» **Task description**:
Each entry needs to be restated exactly as written.

» **Given data**:
....................

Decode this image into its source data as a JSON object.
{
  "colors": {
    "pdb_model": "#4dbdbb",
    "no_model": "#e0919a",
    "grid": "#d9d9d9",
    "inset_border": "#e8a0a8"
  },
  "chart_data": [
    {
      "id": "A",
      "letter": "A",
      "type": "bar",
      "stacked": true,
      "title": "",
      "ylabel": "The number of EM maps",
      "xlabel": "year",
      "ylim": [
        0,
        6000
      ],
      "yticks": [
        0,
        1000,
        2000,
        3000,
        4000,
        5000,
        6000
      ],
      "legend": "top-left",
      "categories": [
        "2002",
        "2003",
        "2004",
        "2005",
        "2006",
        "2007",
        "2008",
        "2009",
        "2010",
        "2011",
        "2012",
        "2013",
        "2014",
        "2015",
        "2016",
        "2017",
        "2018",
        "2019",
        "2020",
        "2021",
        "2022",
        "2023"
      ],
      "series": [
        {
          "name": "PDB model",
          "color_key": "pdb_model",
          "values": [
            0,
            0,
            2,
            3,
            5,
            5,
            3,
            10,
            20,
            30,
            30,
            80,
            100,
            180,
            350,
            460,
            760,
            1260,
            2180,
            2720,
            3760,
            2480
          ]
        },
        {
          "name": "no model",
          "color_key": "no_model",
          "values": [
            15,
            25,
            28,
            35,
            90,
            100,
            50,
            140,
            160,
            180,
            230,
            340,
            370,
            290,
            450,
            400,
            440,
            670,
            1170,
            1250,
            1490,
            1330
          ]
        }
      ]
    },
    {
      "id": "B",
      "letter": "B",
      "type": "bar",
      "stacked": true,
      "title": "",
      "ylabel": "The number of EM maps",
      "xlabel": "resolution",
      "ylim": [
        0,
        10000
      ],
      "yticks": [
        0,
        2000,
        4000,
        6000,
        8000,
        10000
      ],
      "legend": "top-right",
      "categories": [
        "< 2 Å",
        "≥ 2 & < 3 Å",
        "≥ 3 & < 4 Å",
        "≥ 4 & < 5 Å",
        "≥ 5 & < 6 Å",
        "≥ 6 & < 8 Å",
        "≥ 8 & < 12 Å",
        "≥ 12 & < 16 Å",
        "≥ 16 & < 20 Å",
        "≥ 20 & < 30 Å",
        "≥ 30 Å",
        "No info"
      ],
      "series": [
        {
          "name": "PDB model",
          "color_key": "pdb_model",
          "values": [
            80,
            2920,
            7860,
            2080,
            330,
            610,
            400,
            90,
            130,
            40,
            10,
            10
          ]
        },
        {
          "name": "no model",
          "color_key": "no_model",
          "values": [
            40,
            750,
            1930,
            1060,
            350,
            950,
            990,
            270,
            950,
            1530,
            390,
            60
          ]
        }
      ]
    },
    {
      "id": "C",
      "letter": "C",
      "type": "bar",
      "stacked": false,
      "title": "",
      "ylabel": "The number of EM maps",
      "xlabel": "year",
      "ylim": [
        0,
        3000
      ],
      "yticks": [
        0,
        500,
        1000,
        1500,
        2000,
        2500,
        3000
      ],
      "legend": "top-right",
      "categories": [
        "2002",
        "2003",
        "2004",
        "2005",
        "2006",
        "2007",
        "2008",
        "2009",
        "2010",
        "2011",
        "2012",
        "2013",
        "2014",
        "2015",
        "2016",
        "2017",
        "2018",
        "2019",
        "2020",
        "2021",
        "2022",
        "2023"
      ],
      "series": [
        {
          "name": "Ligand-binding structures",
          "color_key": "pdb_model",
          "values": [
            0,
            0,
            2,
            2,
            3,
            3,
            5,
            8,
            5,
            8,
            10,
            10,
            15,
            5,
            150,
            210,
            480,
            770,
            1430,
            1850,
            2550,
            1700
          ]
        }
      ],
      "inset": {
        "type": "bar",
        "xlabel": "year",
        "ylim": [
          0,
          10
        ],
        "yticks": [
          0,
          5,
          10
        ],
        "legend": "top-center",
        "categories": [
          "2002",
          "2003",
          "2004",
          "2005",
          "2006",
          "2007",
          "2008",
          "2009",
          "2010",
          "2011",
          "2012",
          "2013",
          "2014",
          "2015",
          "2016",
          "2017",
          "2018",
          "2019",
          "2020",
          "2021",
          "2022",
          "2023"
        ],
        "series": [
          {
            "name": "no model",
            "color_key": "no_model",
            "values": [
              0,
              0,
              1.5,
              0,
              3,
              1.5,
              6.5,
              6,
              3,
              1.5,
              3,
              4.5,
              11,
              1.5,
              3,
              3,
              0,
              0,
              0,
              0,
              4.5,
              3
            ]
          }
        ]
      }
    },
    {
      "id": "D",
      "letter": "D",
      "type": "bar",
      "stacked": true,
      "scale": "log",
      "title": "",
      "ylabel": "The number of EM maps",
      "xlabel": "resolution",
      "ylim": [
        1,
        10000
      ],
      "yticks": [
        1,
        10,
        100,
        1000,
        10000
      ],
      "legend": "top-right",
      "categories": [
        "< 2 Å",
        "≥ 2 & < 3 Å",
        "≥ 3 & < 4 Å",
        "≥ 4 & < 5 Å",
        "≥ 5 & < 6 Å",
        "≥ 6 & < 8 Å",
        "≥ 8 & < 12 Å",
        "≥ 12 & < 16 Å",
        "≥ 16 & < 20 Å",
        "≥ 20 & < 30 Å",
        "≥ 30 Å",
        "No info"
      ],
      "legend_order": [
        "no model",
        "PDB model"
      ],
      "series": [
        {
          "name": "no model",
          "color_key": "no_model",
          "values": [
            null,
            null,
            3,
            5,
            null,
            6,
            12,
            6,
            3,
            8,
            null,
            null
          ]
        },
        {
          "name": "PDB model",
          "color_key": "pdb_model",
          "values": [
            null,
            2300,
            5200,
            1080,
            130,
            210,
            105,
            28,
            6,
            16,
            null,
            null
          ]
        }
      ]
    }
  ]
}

....................

» **Expected answer**:
Decode this image into its source data as a JSON object.
{
  "colors": {
    "pdb_model": "#4dbdbb",
    "no_model": "#e0919a",
    "grid": "#d9d9d9",
    "inset_border": "#e8a0a8"
  },
  "chart_data": [
    {
      "id": "A",
      "letter": "A",
      "type": "bar",
      "stacked": true,
      "title": "",
      "ylabel": "The number of EM maps",
      "xlabel": "year",
      "ylim": [
        0,
        6000
      ],
      "yticks": [
        0,
        1000,
        2000,
        3000,
        4000,
        5000,
        6000
      ],
      "legend": "top-left",
      "categories": [
        "2002",
        "2003",
        "2004",
        "2005",
        "2006",
        "2007",
        "2008",
        "2009",
        "2010",
        "2011",
        "2012",
        "2013",
        "2014",
        "2015",
        "2016",
        "2017",
        "2018",
        "2019",
        "2020",
        "2021",
        "2022",
        "2023"
      ],
      "series": [
        {
          "name": "PDB model",
          "color_key": "pdb_model",
          "values": [
            0,
            0,
            2,
            3,
            5,
            5,
            3,
            10,
            20,
            30,
            30,
            80,
            100,
            180,
            350,
            460,
            760,
            1260,
            2180,
            2720,
            3760,
            2480
          ]
        },
        {
          "name": "no model",
          "color_key": "no_model",
          "values": [
            15,
            25,
            28,
            35,
            90,
            100,
            50,
            140,
            160,
            180,
            230,
            340,
            370,
            290,
            450,
            400,
            440,
            670,
            1170,
            1250,
            1490,
            1330
          ]
        }
      ]
    },
    {
      "id": "B",
      "letter": "B",
      "type": "bar",
      "stacked": true,
      "title": "",
      "ylabel": "The number of EM maps",
      "xlabel": "resolution",
      "ylim": [
        0,
        10000
      ],
      "yticks": [
        0,
        2000,
        4000,
        6000,
        8000,
        10000
      ],
      "legend": "top-right",
      "categories": [
        "< 2 Å",
        "≥ 2 & < 3 Å",
        "≥ 3 & < 4 Å",
        "≥ 4 & < 5 Å",
        "≥ 5 & < 6 Å",
        "≥ 6 & < 8 Å",
        "≥ 8 & < 12 Å",
        "≥ 12 & < 16 Å",
        "≥ 16 & < 20 Å",
        "≥ 20 & < 30 Å",
        "≥ 30 Å",
        "No info"
      ],
      "series": [
        {
          "name": "PDB model",
          "color_key": "pdb_model",
          "values": [
            80,
            2920,
            7860,
            2080,
            330,
            610,
            400,
            90,
            130,
            40,
            10,
            10
          ]
        },
        {
          "name": "no model",
          "color_key": "no_model",
          "values": [
            40,
            750,
            1930,
            1060,
            350,
            950,
            990,
            270,
            950,
            1530,
            390,
            60
          ]
        }
      ]
    },
    {
      "id": "C",
      "letter": "C",
      "type": "bar",
      "stacked": false,
      "title": "",
      "ylabel": "The number of EM maps",
      "xlabel": "year",
      "ylim": [
        0,
        3000
      ],
      "yticks": [
        0,
        500,
        1000,
        1500,
        2000,
        2500,
        3000
      ],
      "legend": "top-right",
      "categories": [
        "2002",
        "2003",
        "2004",
        "2005",
        "2006",
        "2007",
        "2008",
        "2009",
        "2010",
        "2011",
        "2012",
        "2013",
        "2014",
        "2015",
        "2016",
        "2017",
        "2018",
        "2019",
        "2020",
        "2021",
        "2022",
        "2023"
      ],
      "series": [
        {
          "name": "Ligand-binding structures",
          "color_key": "pdb_model",
          "values": [
            0,
            0,
            2,
            2,
            3,
            3,
            5,
            8,
            5,
            8,
            10,
            10,
            15,
            5,
            150,
            210,
            480,
            770,
            1430,
            1850,
            2550,
            1700
          ]
        }
      ],
      "inset": {
        "type": "bar",
        "xlabel": "year",
        "ylim": [
          0,
          10
        ],
        "yticks": [
          0,
          5,
          10
        ],
        "legend": "top-center",
        "categories": [
          "2002",
          "2003",
          "2004",
          "2005",
          "2006",
          "2007",
          "2008",
          "2009",
          "2010",
          "2011",
          "2012",
          "2013",
          "2014",
          "2015",
          "2016",
          "2017",
          "2018",
          "2019",
          "2020",
          "2021",
          "2022",
          "2023"
        ],
        "series": [
          {
            "name": "no model",
            "color_key": "no_model",
            "values": [
              0,
              0,
              1.5,
              0,
              3,
              1.5,
              6.5,
              6,
              3,
              1.5,
              3,
              4.5,
              11,
              1.5,
              3,
              3,
              0,
              0,
              0,
              0,
              4.5,
              3
            ]
          }
        ]
      }
    },
    {
      "id": "D",
      "letter": "D",
      "type": "bar",
      "stacked": true,
      "scale": "log",
      "title": "",
      "ylabel": "The number of EM maps",
      "xlabel": "resolution",
      "ylim": [
        1,
        10000
      ],
      "yticks": [
        1,
        10,
        100,
        1000,
        10000
      ],
      "legend": "top-right",
      "categories": [
        "< 2 Å",
        "≥ 2 & < 3 Å",
        "≥ 3 & < 4 Å",
        "≥ 4 & < 5 Å",
        "≥ 5 & < 6 Å",
        "≥ 6 & < 8 Å",
        "≥ 8 & < 12 Å",
        "≥ 12 & < 16 Å",
        "≥ 16 & < 20 Å",
        "≥ 20 & < 30 Å",
        "≥ 30 Å",
        "No info"
      ],
      "legend_order": [
        "no model",
        "PDB model"
      ],
      "series": [
        {
          "name": "no model",
          "color_key": "no_model",
          "values": [
            null,
            null,
            3,
            5,
            null,
            6,
            12,
            6,
            3,
            8,
            null,
            null
          ]
        },
        {
          "name": "PDB model",
          "color_key": "pdb_model",
          "values": [
            null,
            2300,
            5200,
            1080,
            130,
            210,
            105,
            28,
            6,
            16,
            null,
            null
          ]
        }
      ]
    }
  ]
}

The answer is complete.